_DIRECTIONS:_
• a. Write out the passage of the Uganda travel account from "In Fort Portal" up to and including "of coca cola.".
• b. Convert the records, from their first line up to and including the line that contains "header-origin-3: 원산지: [913, 21, 1075, 68]", into a JSON list of strings with one string per line, omitting blank lines.

_DOCUMENT EXTRACT:_
-=-=-=-=-

We were back at the cabin around 02:00 and we decided to photograph most of the amphibians already so we had more time in the morning. Breakfast was very good and after some quick snake photography and chasing away a big Olive Baboon family and some Bushbucks we walked towards a sound that could only mean chimps. We found a big group and could witness lots of different activities going on like a contest how to put as much food in your mouth as possible, juveniles playing with each other and with the adults, adults taking care of each others flees. Again an awesome experience!

 

After this we said goodbye to Meri and Isaiah and left towards Fort Portal for our next adventure in Uganda, this time in the Rwenzori mountains.

 

 


 

 

May 4th, Rwenzori Mountains

 

From Kibale NP to Fort Portal is only a short distance so we could spend a big part of the day still with the chimps.

In Fort Portal we went to the company we booked a day tour with that goes over the Bwamba Pass in the Rwenzori Mountains. We had to pack our most needed stuff into one bag and the rest was left in the office there. Before we went to our stay on the slopes of the Rwenzori's we first had some basic energy intake, beans and a liter of coca cola.

-=-=-=-=-

_SUPPLIED ENTRIES:_
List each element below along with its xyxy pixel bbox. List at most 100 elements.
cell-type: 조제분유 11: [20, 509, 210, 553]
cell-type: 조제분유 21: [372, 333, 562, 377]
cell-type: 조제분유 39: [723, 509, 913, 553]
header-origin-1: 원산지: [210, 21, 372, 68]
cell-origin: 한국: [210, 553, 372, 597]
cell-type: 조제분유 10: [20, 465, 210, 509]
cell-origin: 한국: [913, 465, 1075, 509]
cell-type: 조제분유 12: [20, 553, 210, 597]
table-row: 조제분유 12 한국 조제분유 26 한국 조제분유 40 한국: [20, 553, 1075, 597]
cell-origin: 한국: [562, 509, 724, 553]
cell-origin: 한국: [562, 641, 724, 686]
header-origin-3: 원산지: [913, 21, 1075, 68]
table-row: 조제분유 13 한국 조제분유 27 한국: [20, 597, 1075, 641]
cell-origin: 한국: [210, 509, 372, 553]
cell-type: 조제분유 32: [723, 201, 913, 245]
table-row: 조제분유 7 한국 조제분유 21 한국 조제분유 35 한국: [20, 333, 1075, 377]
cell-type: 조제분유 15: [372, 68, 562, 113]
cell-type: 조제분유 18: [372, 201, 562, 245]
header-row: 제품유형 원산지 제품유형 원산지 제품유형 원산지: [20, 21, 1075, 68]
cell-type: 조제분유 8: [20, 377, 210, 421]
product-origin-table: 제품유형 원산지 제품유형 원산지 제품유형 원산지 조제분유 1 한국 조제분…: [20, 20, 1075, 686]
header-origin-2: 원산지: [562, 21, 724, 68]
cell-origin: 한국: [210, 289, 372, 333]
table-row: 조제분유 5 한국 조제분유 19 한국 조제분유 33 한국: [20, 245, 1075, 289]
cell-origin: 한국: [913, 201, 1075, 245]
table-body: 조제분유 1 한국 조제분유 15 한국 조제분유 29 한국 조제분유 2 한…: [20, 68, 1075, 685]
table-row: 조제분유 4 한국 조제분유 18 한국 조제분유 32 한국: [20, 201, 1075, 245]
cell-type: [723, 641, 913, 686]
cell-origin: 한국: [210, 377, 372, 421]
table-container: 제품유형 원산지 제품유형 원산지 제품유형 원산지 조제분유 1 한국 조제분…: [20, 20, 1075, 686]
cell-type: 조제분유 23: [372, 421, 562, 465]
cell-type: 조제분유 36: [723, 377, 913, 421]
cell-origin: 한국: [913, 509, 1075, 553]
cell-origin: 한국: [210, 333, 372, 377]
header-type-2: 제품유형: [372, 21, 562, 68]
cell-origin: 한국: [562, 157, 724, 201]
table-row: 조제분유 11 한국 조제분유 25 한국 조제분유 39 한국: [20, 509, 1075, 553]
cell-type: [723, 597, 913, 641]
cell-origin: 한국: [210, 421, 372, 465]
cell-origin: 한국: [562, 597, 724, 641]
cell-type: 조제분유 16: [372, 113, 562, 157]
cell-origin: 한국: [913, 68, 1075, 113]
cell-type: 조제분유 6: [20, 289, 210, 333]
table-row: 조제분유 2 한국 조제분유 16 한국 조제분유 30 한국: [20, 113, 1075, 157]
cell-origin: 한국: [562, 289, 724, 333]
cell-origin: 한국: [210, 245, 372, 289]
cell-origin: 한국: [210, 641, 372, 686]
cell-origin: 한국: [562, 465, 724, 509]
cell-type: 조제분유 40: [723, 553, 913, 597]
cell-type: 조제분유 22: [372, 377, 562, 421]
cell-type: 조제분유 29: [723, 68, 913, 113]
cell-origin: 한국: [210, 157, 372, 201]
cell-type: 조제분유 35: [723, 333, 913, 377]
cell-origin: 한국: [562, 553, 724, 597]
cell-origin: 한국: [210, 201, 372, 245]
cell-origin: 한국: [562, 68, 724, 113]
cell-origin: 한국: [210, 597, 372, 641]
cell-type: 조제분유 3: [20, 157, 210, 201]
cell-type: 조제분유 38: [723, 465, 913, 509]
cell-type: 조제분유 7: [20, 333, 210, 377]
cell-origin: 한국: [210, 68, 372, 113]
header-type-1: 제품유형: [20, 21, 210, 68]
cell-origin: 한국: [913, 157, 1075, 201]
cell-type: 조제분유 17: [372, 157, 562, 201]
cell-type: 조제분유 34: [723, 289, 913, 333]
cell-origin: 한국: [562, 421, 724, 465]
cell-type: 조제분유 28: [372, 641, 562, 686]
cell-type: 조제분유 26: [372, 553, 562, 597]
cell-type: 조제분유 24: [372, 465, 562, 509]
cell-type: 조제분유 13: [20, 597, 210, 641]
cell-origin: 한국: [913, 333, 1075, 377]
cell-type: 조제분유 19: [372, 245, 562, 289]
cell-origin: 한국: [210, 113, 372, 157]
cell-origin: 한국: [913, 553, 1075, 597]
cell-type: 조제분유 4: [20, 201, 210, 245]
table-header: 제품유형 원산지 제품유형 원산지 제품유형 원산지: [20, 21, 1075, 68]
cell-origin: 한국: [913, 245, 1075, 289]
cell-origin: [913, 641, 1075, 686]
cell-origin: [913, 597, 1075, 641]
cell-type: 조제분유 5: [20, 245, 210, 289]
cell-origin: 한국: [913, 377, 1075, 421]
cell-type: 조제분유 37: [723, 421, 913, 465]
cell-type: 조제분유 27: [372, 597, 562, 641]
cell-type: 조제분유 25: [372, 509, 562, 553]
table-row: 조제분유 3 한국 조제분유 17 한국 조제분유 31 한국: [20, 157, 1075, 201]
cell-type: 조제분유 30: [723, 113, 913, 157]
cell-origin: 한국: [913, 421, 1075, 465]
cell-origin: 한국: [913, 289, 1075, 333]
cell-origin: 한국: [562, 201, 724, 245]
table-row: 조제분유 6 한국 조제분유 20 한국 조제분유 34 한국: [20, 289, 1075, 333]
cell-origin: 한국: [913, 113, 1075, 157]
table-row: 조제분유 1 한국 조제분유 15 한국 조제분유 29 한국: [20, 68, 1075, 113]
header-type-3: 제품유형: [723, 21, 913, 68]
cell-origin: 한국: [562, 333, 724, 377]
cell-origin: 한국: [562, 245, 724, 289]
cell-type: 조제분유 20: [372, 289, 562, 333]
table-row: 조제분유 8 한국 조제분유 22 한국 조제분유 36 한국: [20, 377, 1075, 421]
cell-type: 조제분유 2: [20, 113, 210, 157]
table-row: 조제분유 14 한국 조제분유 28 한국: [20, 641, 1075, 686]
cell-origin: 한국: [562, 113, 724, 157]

-=-=-=-=-

_EXERCISE SOLUTIONS:_
• a.
In Fort Portal we went to the company we booked a day tour with that goes over the Bwamba Pass in the Rwenzori Mountains. We had to pack our most needed stuff into one bag and the rest was left in the office there. Before we went to our stay on the slopes of the Rwenzori's we first had some basic energy intake, beans and a liter of coca cola.

• b.
[
  "List each element below along with its xyxy pixel bbox. List at most 100 elements.",
  "cell-type: 조제분유 11: [20, 509, 210, 553]",
  "cell-type: 조제분유 21: [372, 333, 562, 377]",
  "cell-type: 조제분유 39: [723, 509, 913, 553]",
  "header-origin-1: 원산지: [210, 21, 372, 68]",
  "cell-origin: 한국: [210, 553, 372, 597]",
  "cell-type: 조제분유 10: [20, 465, 210, 509]",
  "cell-origin: 한국: [913, 465, 1075, 509]",
  "cell-type: 조제분유 12: [20, 553, 210, 597]",
  "table-row: 조제분유 12 한국 조제분유 26 한국 조제분유 40 한국: [20, 553, 1075, 597]",
  "cell-origin: 한국: [562, 509, 724, 553]",
  "cell-origin: 한국: [562, 641, 724, 686]",
  "header-origin-3: 원산지: [913, 21, 1075, 68]"
]